SHORT EXERCISE -
Find how many lines in the data below mention "column". Give the number only.

== == ==

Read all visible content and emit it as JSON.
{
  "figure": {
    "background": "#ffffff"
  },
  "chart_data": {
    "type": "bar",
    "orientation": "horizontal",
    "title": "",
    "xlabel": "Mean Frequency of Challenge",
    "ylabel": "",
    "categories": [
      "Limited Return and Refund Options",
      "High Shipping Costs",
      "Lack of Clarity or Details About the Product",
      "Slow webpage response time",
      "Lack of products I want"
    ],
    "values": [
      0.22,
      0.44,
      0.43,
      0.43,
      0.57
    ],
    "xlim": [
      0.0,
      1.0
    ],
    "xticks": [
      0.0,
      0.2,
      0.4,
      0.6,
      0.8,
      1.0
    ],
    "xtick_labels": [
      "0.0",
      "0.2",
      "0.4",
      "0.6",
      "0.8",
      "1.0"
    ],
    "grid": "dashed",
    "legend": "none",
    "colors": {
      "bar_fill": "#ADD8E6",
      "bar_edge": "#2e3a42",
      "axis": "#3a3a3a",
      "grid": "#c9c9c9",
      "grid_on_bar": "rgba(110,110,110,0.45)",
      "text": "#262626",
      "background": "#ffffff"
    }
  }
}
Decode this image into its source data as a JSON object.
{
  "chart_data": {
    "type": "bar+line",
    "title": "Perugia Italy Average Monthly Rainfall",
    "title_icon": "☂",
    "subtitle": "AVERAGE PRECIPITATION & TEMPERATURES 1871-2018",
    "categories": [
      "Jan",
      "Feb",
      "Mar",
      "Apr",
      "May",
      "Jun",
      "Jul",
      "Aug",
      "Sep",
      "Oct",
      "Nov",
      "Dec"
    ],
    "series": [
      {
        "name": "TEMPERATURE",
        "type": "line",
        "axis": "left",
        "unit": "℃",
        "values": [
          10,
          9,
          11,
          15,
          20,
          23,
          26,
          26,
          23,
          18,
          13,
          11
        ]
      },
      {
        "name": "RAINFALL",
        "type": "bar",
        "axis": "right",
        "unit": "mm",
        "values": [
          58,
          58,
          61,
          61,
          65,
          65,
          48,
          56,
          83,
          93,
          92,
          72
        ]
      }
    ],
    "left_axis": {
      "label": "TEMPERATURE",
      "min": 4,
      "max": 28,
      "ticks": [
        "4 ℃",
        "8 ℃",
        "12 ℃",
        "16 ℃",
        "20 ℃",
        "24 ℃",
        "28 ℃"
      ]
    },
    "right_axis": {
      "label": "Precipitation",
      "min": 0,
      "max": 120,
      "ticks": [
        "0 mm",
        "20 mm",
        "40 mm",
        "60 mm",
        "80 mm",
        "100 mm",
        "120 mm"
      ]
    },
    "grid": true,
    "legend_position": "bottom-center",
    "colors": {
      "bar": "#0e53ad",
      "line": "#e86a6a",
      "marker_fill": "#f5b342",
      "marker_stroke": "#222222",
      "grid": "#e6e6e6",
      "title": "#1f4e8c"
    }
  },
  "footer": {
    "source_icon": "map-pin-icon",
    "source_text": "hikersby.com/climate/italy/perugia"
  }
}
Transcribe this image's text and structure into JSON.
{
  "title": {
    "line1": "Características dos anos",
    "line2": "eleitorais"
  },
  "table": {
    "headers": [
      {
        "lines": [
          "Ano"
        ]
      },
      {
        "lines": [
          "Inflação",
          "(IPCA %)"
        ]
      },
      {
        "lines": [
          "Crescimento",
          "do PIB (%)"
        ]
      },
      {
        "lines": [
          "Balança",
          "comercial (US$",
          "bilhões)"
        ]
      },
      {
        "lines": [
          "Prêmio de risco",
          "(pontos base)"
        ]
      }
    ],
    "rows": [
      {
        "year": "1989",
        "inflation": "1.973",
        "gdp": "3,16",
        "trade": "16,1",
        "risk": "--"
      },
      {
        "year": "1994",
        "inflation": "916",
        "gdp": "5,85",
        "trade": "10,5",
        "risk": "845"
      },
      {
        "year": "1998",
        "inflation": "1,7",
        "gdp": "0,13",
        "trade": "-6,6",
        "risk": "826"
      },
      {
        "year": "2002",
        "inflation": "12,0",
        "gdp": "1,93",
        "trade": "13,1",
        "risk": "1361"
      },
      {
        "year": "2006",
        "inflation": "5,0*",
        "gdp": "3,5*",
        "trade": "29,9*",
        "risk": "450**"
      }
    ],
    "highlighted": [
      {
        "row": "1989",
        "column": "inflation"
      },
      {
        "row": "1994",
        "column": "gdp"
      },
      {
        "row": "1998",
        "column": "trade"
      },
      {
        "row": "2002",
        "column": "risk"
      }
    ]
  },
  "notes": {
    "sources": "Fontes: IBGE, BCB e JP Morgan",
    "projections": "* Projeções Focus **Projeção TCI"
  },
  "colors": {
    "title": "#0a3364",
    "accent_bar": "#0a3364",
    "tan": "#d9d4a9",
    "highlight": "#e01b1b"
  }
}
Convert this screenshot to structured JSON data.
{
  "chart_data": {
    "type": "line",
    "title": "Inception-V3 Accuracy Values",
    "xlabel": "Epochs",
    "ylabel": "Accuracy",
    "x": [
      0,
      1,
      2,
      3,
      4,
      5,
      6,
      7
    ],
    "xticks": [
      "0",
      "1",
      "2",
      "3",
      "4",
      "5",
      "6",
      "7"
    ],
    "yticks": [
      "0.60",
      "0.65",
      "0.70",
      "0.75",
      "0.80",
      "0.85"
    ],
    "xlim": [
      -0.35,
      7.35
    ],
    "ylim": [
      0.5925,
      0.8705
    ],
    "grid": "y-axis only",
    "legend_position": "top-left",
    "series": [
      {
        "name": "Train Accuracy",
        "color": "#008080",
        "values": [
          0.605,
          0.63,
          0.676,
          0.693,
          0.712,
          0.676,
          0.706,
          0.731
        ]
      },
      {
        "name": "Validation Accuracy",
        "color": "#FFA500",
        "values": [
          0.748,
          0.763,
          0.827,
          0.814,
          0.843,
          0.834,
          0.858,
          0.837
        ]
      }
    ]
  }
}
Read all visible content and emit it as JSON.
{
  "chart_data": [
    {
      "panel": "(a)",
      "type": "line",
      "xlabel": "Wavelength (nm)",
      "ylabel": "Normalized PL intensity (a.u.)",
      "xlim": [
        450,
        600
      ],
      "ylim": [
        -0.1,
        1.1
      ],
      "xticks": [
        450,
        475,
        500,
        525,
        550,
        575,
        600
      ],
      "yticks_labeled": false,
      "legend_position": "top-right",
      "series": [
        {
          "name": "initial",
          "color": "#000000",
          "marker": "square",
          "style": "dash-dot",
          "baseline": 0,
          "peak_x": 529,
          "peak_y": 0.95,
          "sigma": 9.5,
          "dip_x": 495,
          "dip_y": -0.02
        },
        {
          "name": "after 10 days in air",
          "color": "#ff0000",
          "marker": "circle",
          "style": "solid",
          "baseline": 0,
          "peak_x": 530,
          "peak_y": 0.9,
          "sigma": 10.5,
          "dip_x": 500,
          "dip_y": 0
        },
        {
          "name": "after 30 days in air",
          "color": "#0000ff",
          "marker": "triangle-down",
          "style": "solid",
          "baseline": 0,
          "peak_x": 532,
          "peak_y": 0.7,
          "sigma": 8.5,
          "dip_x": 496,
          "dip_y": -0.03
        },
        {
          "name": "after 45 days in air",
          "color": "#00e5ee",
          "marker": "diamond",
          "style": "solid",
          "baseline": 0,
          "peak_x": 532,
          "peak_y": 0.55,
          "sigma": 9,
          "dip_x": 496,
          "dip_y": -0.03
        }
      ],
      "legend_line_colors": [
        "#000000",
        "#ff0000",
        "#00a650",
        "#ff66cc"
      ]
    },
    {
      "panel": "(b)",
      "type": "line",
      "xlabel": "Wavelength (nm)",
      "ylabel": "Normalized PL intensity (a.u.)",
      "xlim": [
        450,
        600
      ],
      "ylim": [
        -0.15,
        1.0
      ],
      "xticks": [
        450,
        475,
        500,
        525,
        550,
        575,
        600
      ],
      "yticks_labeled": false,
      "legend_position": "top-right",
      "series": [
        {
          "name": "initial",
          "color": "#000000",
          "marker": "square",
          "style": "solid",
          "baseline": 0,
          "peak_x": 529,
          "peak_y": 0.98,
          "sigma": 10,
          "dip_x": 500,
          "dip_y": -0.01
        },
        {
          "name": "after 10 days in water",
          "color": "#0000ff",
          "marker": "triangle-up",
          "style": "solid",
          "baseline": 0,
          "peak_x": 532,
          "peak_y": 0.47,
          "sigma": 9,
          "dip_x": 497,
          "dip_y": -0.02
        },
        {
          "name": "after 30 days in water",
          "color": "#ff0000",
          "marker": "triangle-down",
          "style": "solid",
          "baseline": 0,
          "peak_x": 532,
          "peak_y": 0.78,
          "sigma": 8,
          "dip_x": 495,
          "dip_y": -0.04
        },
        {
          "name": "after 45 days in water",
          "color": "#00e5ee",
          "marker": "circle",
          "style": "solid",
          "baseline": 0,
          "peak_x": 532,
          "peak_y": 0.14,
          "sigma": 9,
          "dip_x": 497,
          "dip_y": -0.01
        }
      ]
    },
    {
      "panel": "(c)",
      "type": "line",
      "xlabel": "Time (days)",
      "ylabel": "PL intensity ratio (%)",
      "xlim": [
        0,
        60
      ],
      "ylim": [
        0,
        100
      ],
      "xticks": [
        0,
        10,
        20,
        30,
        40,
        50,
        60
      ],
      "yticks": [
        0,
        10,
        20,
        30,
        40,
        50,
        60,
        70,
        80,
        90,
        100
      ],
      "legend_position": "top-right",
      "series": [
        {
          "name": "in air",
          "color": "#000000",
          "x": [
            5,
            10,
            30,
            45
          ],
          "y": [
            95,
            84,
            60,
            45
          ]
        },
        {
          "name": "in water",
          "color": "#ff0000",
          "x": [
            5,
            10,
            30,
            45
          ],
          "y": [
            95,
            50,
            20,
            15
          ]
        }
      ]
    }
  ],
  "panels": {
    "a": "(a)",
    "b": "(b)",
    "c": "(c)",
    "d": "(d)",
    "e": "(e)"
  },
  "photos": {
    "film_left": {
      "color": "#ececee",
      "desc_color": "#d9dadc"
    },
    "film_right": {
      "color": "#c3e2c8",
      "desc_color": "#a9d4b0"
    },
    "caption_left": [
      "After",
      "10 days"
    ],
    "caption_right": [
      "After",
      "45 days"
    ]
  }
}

== == ==

EXERCISE OUTPUT -
4